_Work required_: Write out the whole listing word for word.
## START Material provided
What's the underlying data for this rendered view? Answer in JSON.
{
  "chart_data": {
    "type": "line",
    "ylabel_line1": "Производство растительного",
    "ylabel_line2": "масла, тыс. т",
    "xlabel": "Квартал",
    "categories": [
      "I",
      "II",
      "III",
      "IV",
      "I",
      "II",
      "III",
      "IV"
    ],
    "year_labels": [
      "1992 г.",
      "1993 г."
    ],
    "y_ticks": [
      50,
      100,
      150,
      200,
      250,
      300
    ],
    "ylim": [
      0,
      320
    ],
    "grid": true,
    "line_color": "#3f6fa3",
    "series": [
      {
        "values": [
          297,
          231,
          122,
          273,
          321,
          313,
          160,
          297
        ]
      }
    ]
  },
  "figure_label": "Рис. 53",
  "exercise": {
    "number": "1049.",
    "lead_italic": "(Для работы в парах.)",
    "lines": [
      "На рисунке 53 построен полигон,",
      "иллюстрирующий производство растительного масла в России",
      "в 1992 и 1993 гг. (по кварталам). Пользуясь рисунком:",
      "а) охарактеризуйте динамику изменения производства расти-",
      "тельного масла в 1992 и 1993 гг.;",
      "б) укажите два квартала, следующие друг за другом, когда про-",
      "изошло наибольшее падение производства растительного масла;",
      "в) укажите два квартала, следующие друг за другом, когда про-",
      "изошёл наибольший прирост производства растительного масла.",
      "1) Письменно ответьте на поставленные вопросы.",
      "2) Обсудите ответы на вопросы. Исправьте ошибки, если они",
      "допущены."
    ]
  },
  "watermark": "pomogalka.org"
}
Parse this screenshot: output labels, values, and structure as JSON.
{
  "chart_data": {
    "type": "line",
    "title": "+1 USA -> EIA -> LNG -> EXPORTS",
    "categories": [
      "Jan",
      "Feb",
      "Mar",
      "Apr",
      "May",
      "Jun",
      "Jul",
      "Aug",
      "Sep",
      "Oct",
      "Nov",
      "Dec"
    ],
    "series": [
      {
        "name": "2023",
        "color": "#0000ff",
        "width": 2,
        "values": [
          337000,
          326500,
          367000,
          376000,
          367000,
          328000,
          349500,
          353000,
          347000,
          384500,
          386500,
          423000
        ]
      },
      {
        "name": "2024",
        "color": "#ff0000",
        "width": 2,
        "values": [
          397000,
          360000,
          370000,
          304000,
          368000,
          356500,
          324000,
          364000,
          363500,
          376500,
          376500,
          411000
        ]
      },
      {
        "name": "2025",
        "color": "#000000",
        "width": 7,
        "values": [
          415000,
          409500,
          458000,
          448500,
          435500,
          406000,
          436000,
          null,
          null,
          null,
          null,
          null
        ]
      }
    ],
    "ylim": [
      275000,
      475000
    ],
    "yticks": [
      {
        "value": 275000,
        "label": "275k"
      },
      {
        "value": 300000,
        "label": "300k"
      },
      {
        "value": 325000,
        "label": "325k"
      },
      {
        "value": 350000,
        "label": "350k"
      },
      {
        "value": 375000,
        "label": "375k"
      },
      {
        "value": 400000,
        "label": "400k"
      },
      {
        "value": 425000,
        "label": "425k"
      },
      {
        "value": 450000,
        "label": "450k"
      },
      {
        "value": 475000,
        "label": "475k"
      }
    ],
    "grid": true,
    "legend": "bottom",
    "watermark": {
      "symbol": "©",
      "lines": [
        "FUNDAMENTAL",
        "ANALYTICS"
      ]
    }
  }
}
## END Material provided
_Correct response_:
What's the underlying data for this rendered view? Answer in JSON.
{
  "chart_data": {
    "type": "line",
    "ylabel_line1": "Производство растительного",
    "ylabel_line2": "масла, тыс. т",
    "xlabel": "Квартал",
    "categories": [
      "I",
      "II",
      "III",
      "IV",
      "I",
      "II",
      "III",
      "IV"
    ],
    "year_labels": [
      "1992 г.",
      "1993 г."
    ],
    "y_ticks": [
      50,
      100,
      150,
      200,
      250,
      300
    ],
    "ylim": [
      0,
      320
    ],
    "grid": true,
    "line_color": "#3f6fa3",
    "series": [
      {
        "values": [
          297,
          231,
          122,
          273,
          321,
          313,
          160,
          297
        ]
      }
    ]
  },
  "figure_label": "Рис. 53",
  "exercise": {
    "number": "1049.",
    "lead_italic": "(Для работы в парах.)",
    "lines": [
      "На рисунке 53 построен полигон,",
      "иллюстрирующий производство растительного масла в России",
      "в 1992 и 1993 гг. (по кварталам). Пользуясь рисунком:",
      "а) охарактеризуйте динамику изменения производства расти-",
      "тельного масла в 1992 и 1993 гг.;",
      "б) укажите два квартала, следующие друг за другом, когда про-",
      "изошло наибольшее падение производства растительного масла;",
      "в) укажите два квартала, следующие друг за другом, когда про-",
      "изошёл наибольший прирост производства растительного масла.",
      "1) Письменно ответьте на поставленные вопросы.",
      "2) Обсудите ответы на вопросы. Исправьте ошибки, если они",
      "допущены."
    ]
  },
  "watermark": "pomogalka.org"
}
Parse this screenshot: output labels, values, and structure as JSON.
{
  "chart_data": {
    "type": "line",
    "title": "+1 USA -> EIA -> LNG -> EXPORTS",
    "categories": [
      "Jan",
      "Feb",
      "Mar",
      "Apr",
      "May",
      "Jun",
      "Jul",
      "Aug",
      "Sep",
      "Oct",
      "Nov",
      "Dec"
    ],
    "series": [
      {
        "name": "2023",
        "color": "#0000ff",
        "width": 2,
        "values": [
          337000,
          326500,
          367000,
          376000,
          367000,
          328000,
          349500,
          353000,
          347000,
          384500,
          386500,
          423000
        ]
      },
      {
        "name": "2024",
        "color": "#ff0000",
        "width": 2,
        "values": [
          397000,
          360000,
          370000,
          304000,
          368000,
          356500,
          324000,
          364000,
          363500,
          376500,
          376500,
          411000
        ]
      },
      {
        "name": "2025",
        "color": "#000000",
        "width": 7,
        "values": [
          415000,
          409500,
          458000,
          448500,
          435500,
          406000,
          436000,
          null,
          null,
          null,
          null,
          null
        ]
      }
    ],
    "ylim": [
      275000,
      475000
    ],
    "yticks": [
      {
        "value": 275000,
        "label": "275k"
      },
      {
        "value": 300000,
        "label": "300k"
      },
      {
        "value": 325000,
        "label": "325k"
      },
      {
        "value": 350000,
        "label": "350k"
      },
      {
        "value": 375000,
        "label": "375k"
      },
      {
        "value": 400000,
        "label": "400k"
      },
      {
        "value": 425000,
        "label": "425k"
      },
      {
        "value": 450000,
        "label": "450k"
      },
      {
        "value": 475000,
        "label": "475k"
      }
    ],
    "grid": true,
    "legend": "bottom",
    "watermark": {
      "symbol": "©",
      "lines": [
        "FUNDAMENTAL",
        "ANALYTICS"
      ]
    }
  }
}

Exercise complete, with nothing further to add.